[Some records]
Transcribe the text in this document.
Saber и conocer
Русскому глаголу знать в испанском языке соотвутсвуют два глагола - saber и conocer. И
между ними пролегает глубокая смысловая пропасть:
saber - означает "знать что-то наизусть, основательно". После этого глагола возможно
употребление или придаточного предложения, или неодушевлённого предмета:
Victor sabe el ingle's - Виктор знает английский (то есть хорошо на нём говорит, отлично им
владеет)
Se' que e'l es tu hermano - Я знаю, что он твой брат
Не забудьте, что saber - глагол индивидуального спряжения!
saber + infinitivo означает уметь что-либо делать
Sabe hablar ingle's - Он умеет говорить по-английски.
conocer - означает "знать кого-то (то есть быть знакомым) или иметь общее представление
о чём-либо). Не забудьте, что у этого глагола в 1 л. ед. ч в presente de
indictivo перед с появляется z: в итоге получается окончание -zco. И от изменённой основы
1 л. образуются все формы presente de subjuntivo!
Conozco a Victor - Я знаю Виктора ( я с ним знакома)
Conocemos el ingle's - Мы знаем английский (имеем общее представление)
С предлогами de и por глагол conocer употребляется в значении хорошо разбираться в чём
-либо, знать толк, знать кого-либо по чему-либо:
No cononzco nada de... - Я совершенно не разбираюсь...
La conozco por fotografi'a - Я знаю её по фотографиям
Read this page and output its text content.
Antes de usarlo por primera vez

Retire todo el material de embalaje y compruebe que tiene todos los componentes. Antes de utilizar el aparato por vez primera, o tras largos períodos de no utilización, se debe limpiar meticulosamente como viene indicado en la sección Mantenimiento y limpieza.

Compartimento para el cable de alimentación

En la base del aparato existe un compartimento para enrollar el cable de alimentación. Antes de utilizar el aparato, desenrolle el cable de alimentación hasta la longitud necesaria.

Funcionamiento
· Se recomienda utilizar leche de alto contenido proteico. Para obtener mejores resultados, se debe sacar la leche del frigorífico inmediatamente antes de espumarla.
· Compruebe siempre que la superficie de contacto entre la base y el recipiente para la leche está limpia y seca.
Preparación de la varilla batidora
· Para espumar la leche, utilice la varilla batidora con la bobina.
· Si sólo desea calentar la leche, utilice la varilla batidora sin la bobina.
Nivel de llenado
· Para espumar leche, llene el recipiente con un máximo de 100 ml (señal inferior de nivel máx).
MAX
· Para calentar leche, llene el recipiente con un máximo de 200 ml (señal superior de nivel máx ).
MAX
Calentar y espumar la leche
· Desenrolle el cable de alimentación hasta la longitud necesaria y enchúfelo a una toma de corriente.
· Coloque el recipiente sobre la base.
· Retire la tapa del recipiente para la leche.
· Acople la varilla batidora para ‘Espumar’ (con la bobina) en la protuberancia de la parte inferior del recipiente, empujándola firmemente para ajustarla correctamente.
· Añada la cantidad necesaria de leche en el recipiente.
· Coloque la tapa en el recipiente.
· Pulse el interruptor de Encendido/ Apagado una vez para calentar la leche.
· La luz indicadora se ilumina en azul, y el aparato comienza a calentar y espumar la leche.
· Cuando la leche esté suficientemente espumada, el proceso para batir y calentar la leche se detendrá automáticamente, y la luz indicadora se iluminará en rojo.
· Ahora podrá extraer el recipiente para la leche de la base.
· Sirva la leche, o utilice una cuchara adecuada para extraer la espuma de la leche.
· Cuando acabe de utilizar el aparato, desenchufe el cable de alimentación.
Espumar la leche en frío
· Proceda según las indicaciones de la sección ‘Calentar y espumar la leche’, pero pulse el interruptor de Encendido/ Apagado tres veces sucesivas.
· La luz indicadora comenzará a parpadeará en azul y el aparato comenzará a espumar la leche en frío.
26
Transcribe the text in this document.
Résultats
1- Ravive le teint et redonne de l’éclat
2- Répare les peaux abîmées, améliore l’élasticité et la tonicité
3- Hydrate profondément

• What is required
Gather all the lines that include the word "глагола" and copy them out.

• Answer to the problem
Русскому глаголу знать в испанском языке соотвутсвуют два глагола - saber и conocer. И
saber - означает "знать что-то наизусть, основательно". После этого глагола возможно
о чём-либо). Не забудьте, что у этого глагола в 1 л. ед. ч в presente de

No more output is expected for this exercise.